───── DATA FOR THIS EXERCISE ─────
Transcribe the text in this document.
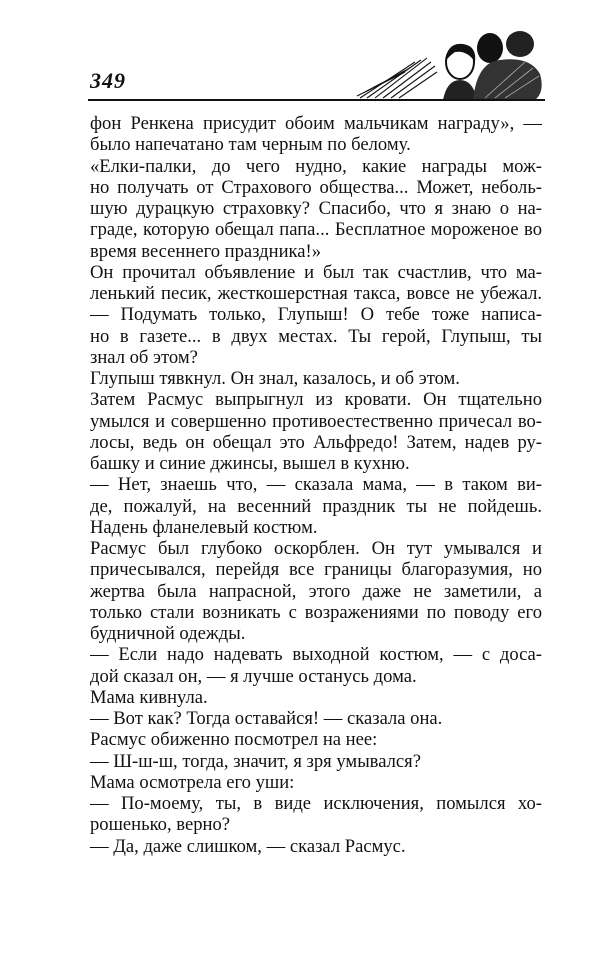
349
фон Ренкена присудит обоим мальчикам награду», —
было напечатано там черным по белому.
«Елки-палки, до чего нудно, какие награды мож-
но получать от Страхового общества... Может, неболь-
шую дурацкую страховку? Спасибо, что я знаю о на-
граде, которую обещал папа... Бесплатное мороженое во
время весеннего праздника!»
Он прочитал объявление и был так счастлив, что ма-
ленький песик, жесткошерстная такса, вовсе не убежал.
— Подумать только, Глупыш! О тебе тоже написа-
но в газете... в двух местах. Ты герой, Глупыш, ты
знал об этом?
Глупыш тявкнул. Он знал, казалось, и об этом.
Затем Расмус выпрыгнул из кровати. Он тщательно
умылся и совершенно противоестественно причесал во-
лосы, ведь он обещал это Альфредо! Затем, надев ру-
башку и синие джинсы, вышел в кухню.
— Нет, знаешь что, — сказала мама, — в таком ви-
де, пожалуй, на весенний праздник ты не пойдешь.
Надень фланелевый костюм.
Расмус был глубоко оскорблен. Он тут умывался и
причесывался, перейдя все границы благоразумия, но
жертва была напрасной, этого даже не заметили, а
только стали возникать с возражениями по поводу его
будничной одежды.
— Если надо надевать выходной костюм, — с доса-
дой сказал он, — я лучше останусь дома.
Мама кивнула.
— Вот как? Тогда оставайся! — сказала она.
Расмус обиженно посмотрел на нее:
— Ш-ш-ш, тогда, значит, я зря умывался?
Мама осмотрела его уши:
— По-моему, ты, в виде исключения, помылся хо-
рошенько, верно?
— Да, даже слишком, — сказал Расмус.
─────
───── DATA FOR THIS EXERCISE ─────
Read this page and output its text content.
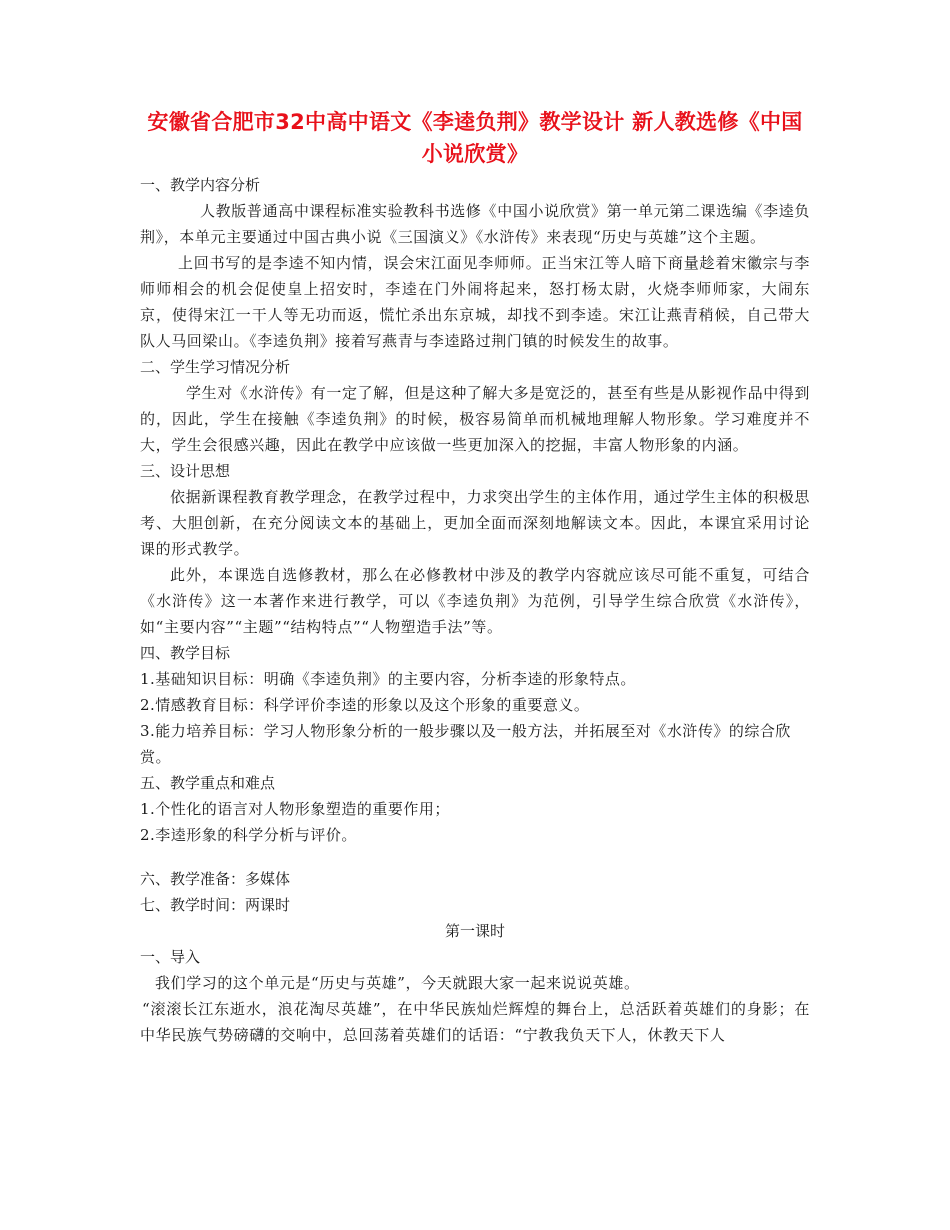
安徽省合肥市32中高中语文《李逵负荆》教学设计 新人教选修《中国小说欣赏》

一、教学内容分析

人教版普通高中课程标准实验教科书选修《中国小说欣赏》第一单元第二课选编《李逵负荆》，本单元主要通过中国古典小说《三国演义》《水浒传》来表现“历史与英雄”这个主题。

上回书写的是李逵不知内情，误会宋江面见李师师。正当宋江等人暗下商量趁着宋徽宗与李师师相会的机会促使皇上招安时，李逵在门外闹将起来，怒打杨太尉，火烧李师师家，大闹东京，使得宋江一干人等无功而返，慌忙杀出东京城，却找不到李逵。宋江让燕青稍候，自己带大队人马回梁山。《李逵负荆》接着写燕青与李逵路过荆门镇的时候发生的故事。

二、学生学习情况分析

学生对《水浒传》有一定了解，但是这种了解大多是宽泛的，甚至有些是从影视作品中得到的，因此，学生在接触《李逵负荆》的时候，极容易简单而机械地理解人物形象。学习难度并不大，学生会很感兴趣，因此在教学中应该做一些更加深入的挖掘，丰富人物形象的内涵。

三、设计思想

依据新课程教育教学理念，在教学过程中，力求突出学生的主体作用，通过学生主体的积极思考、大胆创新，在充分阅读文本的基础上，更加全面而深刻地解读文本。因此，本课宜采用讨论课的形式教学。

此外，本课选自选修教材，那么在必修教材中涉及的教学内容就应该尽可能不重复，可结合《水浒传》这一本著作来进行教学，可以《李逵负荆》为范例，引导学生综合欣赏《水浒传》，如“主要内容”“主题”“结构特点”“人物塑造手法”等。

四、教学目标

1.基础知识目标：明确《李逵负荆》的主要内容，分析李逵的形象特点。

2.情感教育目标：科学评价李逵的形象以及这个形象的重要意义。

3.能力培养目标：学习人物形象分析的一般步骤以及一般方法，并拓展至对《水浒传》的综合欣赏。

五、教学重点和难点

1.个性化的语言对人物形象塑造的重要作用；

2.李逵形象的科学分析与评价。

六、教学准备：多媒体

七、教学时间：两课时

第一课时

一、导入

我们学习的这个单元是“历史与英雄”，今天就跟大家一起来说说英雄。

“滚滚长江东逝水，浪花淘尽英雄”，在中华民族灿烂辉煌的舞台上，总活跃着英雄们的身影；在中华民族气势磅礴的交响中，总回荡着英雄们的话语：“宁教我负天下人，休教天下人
─────
The answer is the number of lines in the preceding material that hold "костюм"; write that number and nothing else.

> _OUTPUT FOR THIS EXERCISE_
2